== Problem description ==
Go through the listing below and list every line with "circ".

== Data supplied ==
====

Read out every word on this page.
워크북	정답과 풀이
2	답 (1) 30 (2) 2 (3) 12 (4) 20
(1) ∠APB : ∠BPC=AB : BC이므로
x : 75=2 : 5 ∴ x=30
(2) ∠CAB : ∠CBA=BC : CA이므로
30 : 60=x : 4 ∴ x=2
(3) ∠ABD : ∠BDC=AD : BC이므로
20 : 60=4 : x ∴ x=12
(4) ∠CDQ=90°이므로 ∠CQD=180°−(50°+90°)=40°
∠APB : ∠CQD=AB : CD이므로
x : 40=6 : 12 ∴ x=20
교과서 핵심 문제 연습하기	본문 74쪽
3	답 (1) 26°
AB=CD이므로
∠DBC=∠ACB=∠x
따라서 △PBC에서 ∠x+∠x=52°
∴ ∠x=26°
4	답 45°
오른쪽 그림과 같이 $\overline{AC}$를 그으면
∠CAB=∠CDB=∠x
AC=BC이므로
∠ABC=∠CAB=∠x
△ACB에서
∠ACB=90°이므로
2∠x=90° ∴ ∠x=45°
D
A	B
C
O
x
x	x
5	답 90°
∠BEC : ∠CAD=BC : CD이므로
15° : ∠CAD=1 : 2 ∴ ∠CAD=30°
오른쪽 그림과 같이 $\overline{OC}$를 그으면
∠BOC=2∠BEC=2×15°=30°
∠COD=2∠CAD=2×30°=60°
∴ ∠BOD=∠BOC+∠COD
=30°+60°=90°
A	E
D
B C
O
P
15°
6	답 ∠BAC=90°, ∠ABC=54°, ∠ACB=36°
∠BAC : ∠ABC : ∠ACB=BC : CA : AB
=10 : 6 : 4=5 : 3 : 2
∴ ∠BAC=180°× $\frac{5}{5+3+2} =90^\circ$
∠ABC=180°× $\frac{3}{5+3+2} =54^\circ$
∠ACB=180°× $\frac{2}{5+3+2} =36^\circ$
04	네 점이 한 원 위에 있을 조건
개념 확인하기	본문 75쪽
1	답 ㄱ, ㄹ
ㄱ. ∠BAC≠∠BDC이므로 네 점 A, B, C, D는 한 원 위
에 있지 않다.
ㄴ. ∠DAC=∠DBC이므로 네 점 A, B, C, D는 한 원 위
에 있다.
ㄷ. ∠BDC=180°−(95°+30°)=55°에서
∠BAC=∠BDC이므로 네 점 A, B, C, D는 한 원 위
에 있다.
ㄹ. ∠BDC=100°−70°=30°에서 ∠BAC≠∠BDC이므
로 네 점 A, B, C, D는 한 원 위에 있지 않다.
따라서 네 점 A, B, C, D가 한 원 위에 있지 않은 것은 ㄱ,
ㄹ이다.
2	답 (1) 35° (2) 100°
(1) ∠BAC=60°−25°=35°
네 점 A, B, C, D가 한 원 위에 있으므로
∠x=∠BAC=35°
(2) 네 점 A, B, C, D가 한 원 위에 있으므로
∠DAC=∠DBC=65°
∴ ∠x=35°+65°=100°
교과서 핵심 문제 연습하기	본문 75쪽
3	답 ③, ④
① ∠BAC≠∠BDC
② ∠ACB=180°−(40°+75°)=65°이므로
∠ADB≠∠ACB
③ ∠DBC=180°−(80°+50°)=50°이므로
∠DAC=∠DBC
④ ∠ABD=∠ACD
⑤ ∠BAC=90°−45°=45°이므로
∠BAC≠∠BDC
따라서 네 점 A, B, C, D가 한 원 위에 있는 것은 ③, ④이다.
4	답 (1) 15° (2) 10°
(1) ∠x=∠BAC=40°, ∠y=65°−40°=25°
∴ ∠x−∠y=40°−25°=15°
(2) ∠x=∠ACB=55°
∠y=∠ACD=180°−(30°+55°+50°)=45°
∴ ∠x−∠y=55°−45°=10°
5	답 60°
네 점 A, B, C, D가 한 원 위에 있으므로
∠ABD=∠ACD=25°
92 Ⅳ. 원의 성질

====

== Full response ==
∴ ∠BAC=180°× $\frac{5}{5+3+2} =90^\circ$
∠ABC=180°× $\frac{3}{5+3+2} =54^\circ$
∠ACB=180°× $\frac{2}{5+3+2} =36^\circ$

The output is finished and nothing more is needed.